### Problem requirements
The records below are to be quoted in full; please keep every word exact.

### Supplied data
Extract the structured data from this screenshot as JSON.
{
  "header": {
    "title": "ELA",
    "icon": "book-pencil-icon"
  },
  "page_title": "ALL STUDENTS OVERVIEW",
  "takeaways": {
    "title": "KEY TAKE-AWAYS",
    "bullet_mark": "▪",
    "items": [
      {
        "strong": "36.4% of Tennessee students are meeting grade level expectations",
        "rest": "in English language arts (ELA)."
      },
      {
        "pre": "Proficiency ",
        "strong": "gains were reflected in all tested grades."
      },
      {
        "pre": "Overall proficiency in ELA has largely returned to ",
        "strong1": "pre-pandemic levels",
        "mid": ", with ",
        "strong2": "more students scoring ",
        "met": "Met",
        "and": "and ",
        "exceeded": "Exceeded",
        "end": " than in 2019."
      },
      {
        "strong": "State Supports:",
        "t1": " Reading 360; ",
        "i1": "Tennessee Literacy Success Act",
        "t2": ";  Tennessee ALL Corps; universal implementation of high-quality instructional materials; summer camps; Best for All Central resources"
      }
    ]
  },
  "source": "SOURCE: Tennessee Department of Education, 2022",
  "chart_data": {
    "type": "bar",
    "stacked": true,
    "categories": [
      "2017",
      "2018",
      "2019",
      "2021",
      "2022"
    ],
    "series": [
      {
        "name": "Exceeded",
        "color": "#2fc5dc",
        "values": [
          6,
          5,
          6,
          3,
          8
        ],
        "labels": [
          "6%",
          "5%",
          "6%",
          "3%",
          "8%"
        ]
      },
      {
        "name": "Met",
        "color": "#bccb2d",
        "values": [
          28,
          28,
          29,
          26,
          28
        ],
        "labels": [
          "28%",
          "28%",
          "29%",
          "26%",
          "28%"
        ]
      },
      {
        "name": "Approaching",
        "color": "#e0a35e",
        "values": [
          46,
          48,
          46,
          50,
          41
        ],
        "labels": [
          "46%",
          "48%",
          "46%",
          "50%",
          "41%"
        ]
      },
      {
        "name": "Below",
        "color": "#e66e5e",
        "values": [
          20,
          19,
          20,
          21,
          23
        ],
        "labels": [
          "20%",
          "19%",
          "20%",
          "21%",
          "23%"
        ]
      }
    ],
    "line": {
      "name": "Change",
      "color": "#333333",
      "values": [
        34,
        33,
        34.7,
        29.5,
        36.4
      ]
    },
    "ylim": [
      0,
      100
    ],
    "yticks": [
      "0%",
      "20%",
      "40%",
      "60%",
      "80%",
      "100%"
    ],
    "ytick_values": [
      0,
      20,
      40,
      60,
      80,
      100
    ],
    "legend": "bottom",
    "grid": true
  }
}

### Exercise response
Extract the structured data from this screenshot as JSON.
{
  "header": {
    "title": "ELA",
    "icon": "book-pencil-icon"
  },
  "page_title": "ALL STUDENTS OVERVIEW",
  "takeaways": {
    "title": "KEY TAKE-AWAYS",
    "bullet_mark": "▪",
    "items": [
      {
        "strong": "36.4% of Tennessee students are meeting grade level expectations",
        "rest": "in English language arts (ELA)."
      },
      {
        "pre": "Proficiency ",
        "strong": "gains were reflected in all tested grades."
      },
      {
        "pre": "Overall proficiency in ELA has largely returned to ",
        "strong1": "pre-pandemic levels",
        "mid": ", with ",
        "strong2": "more students scoring ",
        "met": "Met",
        "and": "and ",
        "exceeded": "Exceeded",
        "end": " than in 2019."
      },
      {
        "strong": "State Supports:",
        "t1": " Reading 360; ",
        "i1": "Tennessee Literacy Success Act",
        "t2": ";  Tennessee ALL Corps; universal implementation of high-quality instructional materials; summer camps; Best for All Central resources"
      }
    ]
  },
  "source": "SOURCE: Tennessee Department of Education, 2022",
  "chart_data": {
    "type": "bar",
    "stacked": true,
    "categories": [
      "2017",
      "2018",
      "2019",
      "2021",
      "2022"
    ],
    "series": [
      {
        "name": "Exceeded",
        "color": "#2fc5dc",
        "values": [
          6,
          5,
          6,
          3,
          8
        ],
        "labels": [
          "6%",
          "5%",
          "6%",
          "3%",
          "8%"
        ]
      },
      {
        "name": "Met",
        "color": "#bccb2d",
        "values": [
          28,
          28,
          29,
          26,
          28
        ],
        "labels": [
          "28%",
          "28%",
          "29%",
          "26%",
          "28%"
        ]
      },
      {
        "name": "Approaching",
        "color": "#e0a35e",
        "values": [
          46,
          48,
          46,
          50,
          41
        ],
        "labels": [
          "46%",
          "48%",
          "46%",
          "50%",
          "41%"
        ]
      },
      {
        "name": "Below",
        "color": "#e66e5e",
        "values": [
          20,
          19,
          20,
          21,
          23
        ],
        "labels": [
          "20%",
          "19%",
          "20%",
          "21%",
          "23%"
        ]
      }
    ],
    "line": {
      "name": "Change",
      "color": "#333333",
      "values": [
        34,
        33,
        34.7,
        29.5,
        36.4
      ]
    },
    "ylim": [
      0,
      100
    ],
    "yticks": [
      "0%",
      "20%",
      "40%",
      "60%",
      "80%",
      "100%"
    ],
    "ytick_values": [
      0,
      20,
      40,
      60,
      80,
      100
    ],
    "legend": "bottom",
    "grid": true
  }
}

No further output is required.